◆ **AIM**
Give the number of lines in this listing that contain "nimi", with no other words.
------------
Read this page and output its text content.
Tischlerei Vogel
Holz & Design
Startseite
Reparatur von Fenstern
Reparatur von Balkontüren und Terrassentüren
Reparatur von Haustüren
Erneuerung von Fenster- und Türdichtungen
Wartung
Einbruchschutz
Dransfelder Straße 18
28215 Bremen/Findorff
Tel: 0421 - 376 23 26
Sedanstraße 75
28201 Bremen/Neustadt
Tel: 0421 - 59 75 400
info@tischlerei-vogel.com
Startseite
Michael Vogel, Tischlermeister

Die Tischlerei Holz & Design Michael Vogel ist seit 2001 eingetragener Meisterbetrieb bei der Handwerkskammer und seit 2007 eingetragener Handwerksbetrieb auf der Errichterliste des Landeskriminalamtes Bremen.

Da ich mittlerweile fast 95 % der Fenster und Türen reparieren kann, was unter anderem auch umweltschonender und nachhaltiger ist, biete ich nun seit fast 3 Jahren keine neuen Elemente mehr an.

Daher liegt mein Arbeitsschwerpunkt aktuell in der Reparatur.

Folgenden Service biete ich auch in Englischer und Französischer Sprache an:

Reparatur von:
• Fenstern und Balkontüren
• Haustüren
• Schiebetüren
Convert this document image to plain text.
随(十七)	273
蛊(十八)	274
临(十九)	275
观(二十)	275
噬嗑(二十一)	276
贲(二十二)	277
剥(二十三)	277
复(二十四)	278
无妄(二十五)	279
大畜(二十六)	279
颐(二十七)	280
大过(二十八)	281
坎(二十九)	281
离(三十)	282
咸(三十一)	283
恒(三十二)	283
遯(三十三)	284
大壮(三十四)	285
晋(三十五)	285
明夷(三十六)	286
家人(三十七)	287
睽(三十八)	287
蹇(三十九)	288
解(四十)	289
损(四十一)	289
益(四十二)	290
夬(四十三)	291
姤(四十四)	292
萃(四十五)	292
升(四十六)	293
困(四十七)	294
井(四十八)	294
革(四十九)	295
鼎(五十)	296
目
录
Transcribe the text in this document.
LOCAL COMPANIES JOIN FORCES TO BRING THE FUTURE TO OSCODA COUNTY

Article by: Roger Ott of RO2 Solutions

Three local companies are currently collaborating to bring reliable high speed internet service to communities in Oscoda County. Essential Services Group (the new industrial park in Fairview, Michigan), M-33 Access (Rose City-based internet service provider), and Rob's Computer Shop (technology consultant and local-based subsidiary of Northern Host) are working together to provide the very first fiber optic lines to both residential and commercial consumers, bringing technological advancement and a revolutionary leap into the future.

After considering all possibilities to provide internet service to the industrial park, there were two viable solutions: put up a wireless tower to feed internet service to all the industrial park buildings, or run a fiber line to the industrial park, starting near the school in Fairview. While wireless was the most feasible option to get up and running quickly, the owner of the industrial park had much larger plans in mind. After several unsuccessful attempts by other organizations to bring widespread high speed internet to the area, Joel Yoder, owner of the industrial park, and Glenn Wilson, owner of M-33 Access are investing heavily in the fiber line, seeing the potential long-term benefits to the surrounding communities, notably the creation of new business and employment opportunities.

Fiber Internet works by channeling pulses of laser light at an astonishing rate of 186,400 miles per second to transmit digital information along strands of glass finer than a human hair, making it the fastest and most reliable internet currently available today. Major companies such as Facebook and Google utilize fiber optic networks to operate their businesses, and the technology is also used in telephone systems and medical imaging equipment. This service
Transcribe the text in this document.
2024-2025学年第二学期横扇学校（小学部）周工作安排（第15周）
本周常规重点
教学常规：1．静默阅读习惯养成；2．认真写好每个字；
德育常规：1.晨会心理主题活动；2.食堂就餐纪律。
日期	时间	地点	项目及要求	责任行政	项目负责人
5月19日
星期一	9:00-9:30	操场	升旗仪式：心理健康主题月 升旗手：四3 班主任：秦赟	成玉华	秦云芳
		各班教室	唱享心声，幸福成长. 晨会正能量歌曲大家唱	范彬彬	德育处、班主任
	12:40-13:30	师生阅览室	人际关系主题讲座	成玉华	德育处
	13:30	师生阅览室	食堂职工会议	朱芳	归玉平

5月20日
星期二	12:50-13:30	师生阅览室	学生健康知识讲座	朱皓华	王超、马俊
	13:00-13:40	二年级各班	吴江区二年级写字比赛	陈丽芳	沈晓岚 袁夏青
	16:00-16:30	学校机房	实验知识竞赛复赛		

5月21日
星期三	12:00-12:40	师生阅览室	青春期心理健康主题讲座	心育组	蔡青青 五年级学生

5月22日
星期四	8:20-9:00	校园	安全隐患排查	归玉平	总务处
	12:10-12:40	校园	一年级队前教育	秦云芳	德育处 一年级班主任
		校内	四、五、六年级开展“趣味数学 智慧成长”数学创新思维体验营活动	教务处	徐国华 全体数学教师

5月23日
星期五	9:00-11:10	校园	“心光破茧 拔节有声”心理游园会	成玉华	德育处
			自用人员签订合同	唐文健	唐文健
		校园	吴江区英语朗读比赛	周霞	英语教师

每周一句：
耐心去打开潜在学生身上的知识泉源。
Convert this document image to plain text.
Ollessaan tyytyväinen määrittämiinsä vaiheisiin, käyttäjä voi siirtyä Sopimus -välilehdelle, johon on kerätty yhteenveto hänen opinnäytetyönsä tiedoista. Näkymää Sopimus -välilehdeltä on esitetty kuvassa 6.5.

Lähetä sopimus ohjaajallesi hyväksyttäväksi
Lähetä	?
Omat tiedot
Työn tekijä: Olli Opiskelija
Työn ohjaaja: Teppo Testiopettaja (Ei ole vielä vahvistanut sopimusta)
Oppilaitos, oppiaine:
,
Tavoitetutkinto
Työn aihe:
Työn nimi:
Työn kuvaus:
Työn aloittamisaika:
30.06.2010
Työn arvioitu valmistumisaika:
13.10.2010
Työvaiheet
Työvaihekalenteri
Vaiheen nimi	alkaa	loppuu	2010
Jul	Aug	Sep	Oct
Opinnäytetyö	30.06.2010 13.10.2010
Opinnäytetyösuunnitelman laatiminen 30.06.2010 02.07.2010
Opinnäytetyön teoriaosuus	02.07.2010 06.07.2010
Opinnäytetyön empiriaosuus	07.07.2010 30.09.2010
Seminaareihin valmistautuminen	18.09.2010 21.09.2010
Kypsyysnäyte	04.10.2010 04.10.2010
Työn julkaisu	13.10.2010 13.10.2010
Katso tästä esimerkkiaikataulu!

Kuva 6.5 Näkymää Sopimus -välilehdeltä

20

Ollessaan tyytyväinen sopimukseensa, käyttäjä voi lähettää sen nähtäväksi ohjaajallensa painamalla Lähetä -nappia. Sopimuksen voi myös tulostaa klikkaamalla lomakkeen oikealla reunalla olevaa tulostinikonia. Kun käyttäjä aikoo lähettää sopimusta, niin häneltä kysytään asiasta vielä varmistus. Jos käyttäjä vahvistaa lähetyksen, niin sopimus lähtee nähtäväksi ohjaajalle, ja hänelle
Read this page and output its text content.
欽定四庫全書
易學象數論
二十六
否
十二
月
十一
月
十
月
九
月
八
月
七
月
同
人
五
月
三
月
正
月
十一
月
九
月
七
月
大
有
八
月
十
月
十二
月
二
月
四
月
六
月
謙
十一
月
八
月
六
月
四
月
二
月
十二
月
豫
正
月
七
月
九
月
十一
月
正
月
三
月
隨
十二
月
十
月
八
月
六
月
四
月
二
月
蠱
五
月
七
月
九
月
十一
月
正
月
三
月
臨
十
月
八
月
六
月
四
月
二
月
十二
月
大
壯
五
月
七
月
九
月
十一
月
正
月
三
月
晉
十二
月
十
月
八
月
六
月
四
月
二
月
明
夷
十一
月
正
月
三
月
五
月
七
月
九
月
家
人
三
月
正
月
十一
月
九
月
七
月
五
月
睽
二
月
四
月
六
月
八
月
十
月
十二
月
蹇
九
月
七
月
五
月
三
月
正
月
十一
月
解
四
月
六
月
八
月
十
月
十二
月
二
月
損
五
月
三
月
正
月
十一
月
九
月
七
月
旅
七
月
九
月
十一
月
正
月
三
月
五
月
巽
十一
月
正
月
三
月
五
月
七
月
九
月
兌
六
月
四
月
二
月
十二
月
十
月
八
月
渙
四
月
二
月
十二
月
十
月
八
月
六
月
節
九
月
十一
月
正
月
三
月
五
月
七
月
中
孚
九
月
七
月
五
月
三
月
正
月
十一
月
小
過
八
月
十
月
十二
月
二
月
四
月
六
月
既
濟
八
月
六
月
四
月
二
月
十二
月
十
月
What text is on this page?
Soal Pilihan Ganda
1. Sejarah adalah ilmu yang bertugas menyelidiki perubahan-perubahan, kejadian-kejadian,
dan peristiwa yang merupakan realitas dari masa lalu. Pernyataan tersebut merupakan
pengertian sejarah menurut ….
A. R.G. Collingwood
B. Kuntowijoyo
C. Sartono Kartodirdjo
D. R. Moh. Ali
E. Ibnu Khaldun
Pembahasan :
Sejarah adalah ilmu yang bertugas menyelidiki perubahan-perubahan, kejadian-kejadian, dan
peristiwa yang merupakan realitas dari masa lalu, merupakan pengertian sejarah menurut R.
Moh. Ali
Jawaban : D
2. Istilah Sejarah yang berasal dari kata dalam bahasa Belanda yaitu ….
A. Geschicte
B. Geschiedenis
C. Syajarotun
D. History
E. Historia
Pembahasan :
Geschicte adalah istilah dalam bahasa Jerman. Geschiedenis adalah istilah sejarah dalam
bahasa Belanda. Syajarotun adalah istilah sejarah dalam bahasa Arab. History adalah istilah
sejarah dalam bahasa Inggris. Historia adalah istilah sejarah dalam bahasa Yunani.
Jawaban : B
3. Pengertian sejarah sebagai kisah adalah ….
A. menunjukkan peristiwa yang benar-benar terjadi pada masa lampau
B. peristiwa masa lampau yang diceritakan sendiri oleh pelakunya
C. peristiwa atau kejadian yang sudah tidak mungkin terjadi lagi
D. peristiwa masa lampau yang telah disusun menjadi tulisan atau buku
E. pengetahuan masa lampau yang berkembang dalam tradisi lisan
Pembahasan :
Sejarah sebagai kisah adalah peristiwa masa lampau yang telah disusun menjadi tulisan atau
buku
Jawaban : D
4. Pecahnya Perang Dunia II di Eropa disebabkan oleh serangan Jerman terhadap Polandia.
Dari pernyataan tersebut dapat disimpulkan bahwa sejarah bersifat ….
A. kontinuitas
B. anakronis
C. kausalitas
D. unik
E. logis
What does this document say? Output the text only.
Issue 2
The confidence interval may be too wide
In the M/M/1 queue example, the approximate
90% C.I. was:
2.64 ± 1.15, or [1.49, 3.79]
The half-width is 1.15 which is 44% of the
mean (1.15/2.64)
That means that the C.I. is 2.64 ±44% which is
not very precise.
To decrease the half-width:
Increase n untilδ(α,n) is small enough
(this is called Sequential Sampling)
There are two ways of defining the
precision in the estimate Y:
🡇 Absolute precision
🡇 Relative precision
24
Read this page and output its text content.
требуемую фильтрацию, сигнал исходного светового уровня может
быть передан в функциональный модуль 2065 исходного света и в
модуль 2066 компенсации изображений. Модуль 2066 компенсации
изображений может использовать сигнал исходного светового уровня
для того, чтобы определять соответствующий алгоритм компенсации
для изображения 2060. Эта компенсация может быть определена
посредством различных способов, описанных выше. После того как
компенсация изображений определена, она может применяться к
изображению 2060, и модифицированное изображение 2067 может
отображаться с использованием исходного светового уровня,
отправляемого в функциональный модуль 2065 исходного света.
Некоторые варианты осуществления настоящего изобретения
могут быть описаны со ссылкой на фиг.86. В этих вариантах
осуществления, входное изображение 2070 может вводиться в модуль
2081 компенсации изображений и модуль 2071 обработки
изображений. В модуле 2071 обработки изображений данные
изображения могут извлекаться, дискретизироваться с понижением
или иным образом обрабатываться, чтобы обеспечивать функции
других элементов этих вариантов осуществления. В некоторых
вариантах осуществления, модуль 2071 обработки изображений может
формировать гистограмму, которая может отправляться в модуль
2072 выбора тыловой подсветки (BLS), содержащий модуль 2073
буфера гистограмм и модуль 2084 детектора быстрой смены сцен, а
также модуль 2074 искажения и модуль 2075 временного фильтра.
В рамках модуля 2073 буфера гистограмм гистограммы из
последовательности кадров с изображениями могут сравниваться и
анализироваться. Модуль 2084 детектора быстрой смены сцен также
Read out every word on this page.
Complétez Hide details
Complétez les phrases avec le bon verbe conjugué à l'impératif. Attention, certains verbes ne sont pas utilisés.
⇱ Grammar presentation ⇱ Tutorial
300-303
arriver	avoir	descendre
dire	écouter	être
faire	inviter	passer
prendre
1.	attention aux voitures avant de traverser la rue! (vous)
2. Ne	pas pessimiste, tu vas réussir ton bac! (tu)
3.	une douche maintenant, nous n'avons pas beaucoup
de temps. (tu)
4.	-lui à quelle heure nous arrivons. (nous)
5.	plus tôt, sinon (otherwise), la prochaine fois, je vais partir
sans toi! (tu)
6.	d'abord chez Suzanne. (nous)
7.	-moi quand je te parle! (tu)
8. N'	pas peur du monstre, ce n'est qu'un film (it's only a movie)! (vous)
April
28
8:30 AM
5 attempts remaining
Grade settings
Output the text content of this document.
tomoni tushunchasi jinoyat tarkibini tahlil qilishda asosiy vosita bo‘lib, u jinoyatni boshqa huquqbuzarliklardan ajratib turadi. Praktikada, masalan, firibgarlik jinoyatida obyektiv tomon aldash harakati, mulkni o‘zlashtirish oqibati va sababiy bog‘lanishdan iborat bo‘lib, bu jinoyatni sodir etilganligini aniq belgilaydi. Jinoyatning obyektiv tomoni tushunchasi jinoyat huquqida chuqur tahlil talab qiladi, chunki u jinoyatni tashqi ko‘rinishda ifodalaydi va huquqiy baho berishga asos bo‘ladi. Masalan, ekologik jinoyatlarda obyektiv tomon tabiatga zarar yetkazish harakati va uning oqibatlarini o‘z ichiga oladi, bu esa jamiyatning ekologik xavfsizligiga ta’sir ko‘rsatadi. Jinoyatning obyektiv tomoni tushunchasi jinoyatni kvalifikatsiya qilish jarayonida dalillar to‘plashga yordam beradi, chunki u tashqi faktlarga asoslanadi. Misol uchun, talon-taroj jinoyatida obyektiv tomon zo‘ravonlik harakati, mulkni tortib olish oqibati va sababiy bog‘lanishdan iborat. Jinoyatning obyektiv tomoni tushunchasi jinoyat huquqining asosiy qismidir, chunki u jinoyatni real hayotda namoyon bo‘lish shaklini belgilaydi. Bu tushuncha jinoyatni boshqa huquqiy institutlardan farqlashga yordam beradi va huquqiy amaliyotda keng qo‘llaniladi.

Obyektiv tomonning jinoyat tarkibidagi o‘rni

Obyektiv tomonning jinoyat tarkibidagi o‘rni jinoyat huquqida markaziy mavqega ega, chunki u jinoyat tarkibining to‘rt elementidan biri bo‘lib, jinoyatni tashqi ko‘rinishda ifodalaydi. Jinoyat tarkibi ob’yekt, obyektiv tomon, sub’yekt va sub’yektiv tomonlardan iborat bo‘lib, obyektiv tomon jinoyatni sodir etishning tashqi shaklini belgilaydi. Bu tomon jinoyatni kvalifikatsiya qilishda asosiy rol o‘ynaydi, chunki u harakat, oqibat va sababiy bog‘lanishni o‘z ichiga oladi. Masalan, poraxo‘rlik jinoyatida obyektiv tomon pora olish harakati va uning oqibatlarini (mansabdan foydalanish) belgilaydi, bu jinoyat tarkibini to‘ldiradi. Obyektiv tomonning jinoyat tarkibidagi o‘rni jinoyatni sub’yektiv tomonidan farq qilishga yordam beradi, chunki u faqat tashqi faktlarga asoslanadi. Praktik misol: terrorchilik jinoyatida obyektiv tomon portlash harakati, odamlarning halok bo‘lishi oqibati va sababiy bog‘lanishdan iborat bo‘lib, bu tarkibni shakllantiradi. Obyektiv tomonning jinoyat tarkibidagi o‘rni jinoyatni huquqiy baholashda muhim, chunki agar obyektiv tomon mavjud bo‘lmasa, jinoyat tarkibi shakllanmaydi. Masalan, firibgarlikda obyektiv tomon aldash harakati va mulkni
------------
◆ **TASK OUTPUT**
2